## EXERCISE SET:
- A) Could you transcribe the ECS and RDS setup passage from "The number of tasks" up to and including "container / ECS task."?
- B) In the ECS and RDS setup passage, why is the number of tasks set to "0" for now? Answer in one to three sentences.

Define a service name “cuba-ordermanagement-service”. The cluster and the task definition should be obvious. The “:1” is the revision for the task definition. A task definition can’t be changed but a new revision will be created in this case.

The number of tasks defines how many instances of the task definition and therefore the number of Docker containers we need to run at any given time. For now, we will use “0”, so that the ECS service is not directly going to deploy the application, as we will do this within the deployment script later. In a scenario for higher availability, the number would be higher. In case one Docker container or EC2 instance goes down, the ECS service will notice this and start another Docker container / ECS task.

There are other possible options available for a ECS service, like to configure an auto-scaling group or a load balancer. We will go into a little more detail on them in the third part of the article.

Create a RDS instance

As I showed at the diagram in the previous part, we will use RDS as the relational database backend for the cuba-ordermanagement application. To achieve this goal, we will use the relational database service from AWS to get a fully managed DBMS instance.

First of all, we navigate to the RDS management UI. There we choose “launch DB instance”. Next we select “PostgreSQL” as the database server (you can use other vendors as well - basically anything that CUBA / JDBC supports, but I’ll stick with PostgreSQL for now). There is a couple of options now. First the wizard asks if it will be a production or a testing database. There are a few settings behind that decision like multiple AZ, automatic backup etc. We will select testing for now. Next up there is a couple of options that are finer grained than before. Version, Licensing, DB instance type, multi AZ, storage type (provisioned SSD, general purpose SSD, magnetic), storage allocation, backup are just a few to mention.

## MATERIAL SHOWN:
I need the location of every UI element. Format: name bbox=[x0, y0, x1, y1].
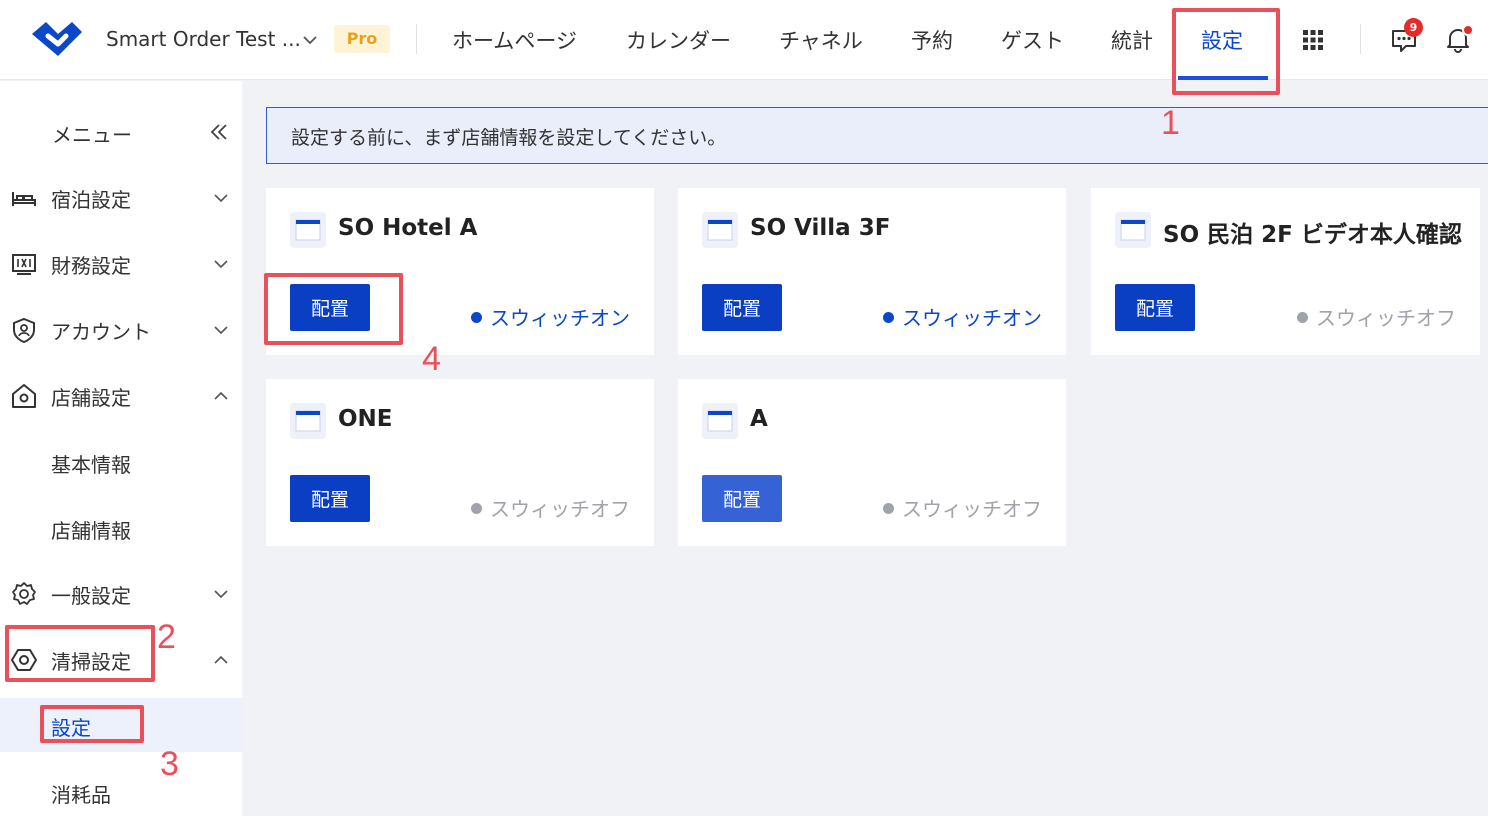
nav-settings[interactable]: 設定 bbox=[1201, 25, 1243, 55]
sidebar-subitem-cleaning-config[interactable]: 設定 bbox=[0, 698, 242, 752]
sidebar-item-label: 店舗設定 bbox=[51, 386, 131, 410]
nav-calendar[interactable]: カレンダー bbox=[626, 25, 731, 55]
configure-button[interactable]: 配置 bbox=[290, 475, 370, 522]
info-notice: 設定する前に、まず店舗情報を設定してください。 bbox=[266, 107, 1488, 164]
nav-home[interactable]: ホームページ bbox=[452, 25, 577, 55]
sidebar-item-accommodation[interactable]: 宿泊設定 bbox=[0, 170, 242, 226]
configure-button[interactable]: 配置 bbox=[290, 284, 370, 331]
browser-window-icon bbox=[1115, 212, 1151, 248]
store-card: SO Villa 3F 配置 スウィッチオン bbox=[678, 188, 1066, 355]
status-dot bbox=[883, 312, 894, 323]
chevron-down-icon bbox=[214, 194, 228, 203]
sidebar-item-finance[interactable]: 財務設定 bbox=[0, 236, 242, 292]
chevron-down-icon bbox=[214, 260, 228, 269]
chevron-up-icon bbox=[214, 391, 228, 400]
sidebar-subitem-label: 設定 bbox=[51, 716, 91, 740]
sidebar-item-label: 財務設定 bbox=[51, 254, 131, 278]
cleaning-icon bbox=[11, 649, 37, 671]
collapse-sidebar-icon[interactable] bbox=[208, 121, 230, 143]
sidebar-item-cleaning-settings[interactable]: 清掃設定 bbox=[0, 632, 242, 688]
message-count-badge: 9 bbox=[1404, 18, 1423, 37]
store-selector-title[interactable]: Smart Order Test ... bbox=[106, 27, 301, 51]
sidebar-item-label: 宿泊設定 bbox=[51, 188, 131, 212]
switch-status: スウィッチオン bbox=[471, 302, 630, 331]
sidebar: メニュー 宿泊設定 財務設定 アカウント 店舗設定 基本情報 店舗情報 一般設定… bbox=[0, 81, 242, 816]
bed-icon bbox=[12, 192, 36, 206]
sidebar-subitem-label: 店舗情報 bbox=[51, 519, 131, 543]
sidebar-item-general-settings[interactable]: 一般設定 bbox=[0, 566, 242, 622]
active-nav-indicator bbox=[1178, 76, 1268, 80]
browser-window-icon bbox=[290, 403, 326, 439]
sidebar-item-label: 清掃設定 bbox=[51, 650, 131, 674]
configure-button[interactable]: 配置 bbox=[702, 284, 782, 331]
nav-reservation[interactable]: 予約 bbox=[911, 25, 953, 55]
store-icon bbox=[12, 384, 36, 408]
status-label: スウィッチオフ bbox=[902, 497, 1042, 521]
store-card: SO 民泊 2F ビデオ本人確認 配置 スウィッチオフ bbox=[1091, 188, 1480, 355]
configure-button[interactable]: 配置 bbox=[1115, 284, 1195, 331]
sidebar-item-label: 一般設定 bbox=[51, 584, 131, 608]
store-name: ONE bbox=[338, 406, 393, 432]
status-dot bbox=[471, 503, 482, 514]
nav-channel[interactable]: チャネル bbox=[779, 25, 863, 55]
status-label: スウィッチオフ bbox=[490, 497, 630, 521]
store-card: SO Hotel A 配置 スウィッチオン bbox=[266, 188, 654, 355]
browser-window-icon bbox=[702, 212, 738, 248]
status-label: スウィッチオフ bbox=[1316, 306, 1456, 330]
store-name: A bbox=[750, 406, 768, 432]
chevron-down-icon[interactable] bbox=[300, 30, 320, 50]
store-card: ONE 配置 スウィッチオフ bbox=[266, 379, 654, 546]
gear-icon bbox=[12, 582, 36, 605]
store-card: A 配置 スウィッチオフ bbox=[678, 379, 1066, 546]
store-name: SO Hotel A bbox=[338, 215, 478, 241]
sidebar-subitem-label: 基本情報 bbox=[51, 453, 131, 477]
notification-dot bbox=[1462, 24, 1474, 36]
status-dot bbox=[883, 503, 894, 514]
chevron-up-icon bbox=[214, 655, 228, 664]
browser-window-icon bbox=[702, 403, 738, 439]
menu-title: メニュー bbox=[52, 123, 132, 147]
status-dot bbox=[471, 312, 482, 323]
store-name: SO 民泊 2F ビデオ本人確認 bbox=[1163, 222, 1462, 248]
chevron-down-icon bbox=[214, 326, 228, 335]
status-label: スウィッチオン bbox=[902, 306, 1042, 330]
sidebar-subitem-basic-info[interactable]: 基本情報 bbox=[0, 435, 242, 489]
header-divider bbox=[1360, 24, 1361, 54]
configure-button[interactable]: 配置 bbox=[702, 475, 782, 522]
nav-statistics[interactable]: 統計 bbox=[1111, 25, 1153, 55]
sidebar-item-store-settings[interactable]: 店舗設定 bbox=[0, 368, 242, 424]
switch-status: スウィッチオフ bbox=[1297, 302, 1456, 331]
sidebar-subitem-store-info[interactable]: 店舗情報 bbox=[0, 501, 242, 555]
switch-status: スウィッチオフ bbox=[883, 493, 1042, 522]
switch-status: スウィッチオン bbox=[883, 302, 1042, 331]
sidebar-subitem-consumables[interactable]: 消耗品 bbox=[0, 765, 242, 816]
switch-status: スウィッチオフ bbox=[471, 493, 630, 522]
notice-text: 設定する前に、まず店舗情報を設定してください。 bbox=[291, 127, 727, 149]
brand-logo-icon[interactable] bbox=[28, 14, 86, 60]
sidebar-subitem-label: 消耗品 bbox=[51, 783, 111, 807]
sidebar-item-account[interactable]: アカウント bbox=[0, 302, 242, 358]
status-dot bbox=[1297, 312, 1308, 323]
apps-grid-icon[interactable] bbox=[1302, 29, 1324, 51]
browser-window-icon bbox=[290, 212, 326, 248]
store-name: SO Villa 3F bbox=[750, 215, 891, 241]
chevron-down-icon bbox=[214, 590, 228, 599]
sidebar-item-label: アカウント bbox=[51, 320, 151, 344]
header-divider bbox=[416, 24, 417, 54]
plan-badge: Pro bbox=[334, 25, 390, 53]
nav-guest[interactable]: ゲスト bbox=[1001, 25, 1064, 55]
status-label: スウィッチオン bbox=[490, 306, 630, 330]
account-shield-icon bbox=[13, 317, 35, 344]
finance-icon bbox=[12, 254, 36, 275]
top-header: Smart Order Test ... Pro ホームページ カレンダー チャ… bbox=[0, 0, 1488, 80]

## COMPLETED EXERCISE:
- A)
The number of tasks defines how many instances of the task definition and therefore the number of Docker containers we need to run at any given time. For now, we will use “0”, so that the ECS service is not directly going to deploy the application, as we will do this within the deployment script later. In a scenario for higher availability, the number would be higher. In case one Docker container or EC2 instance goes down, the ECS service will notice this and start another Docker container / ECS task.

- B) It is set to "0" so that the ECS service does not deploy the application directly. The deployment will be done later within the deployment script.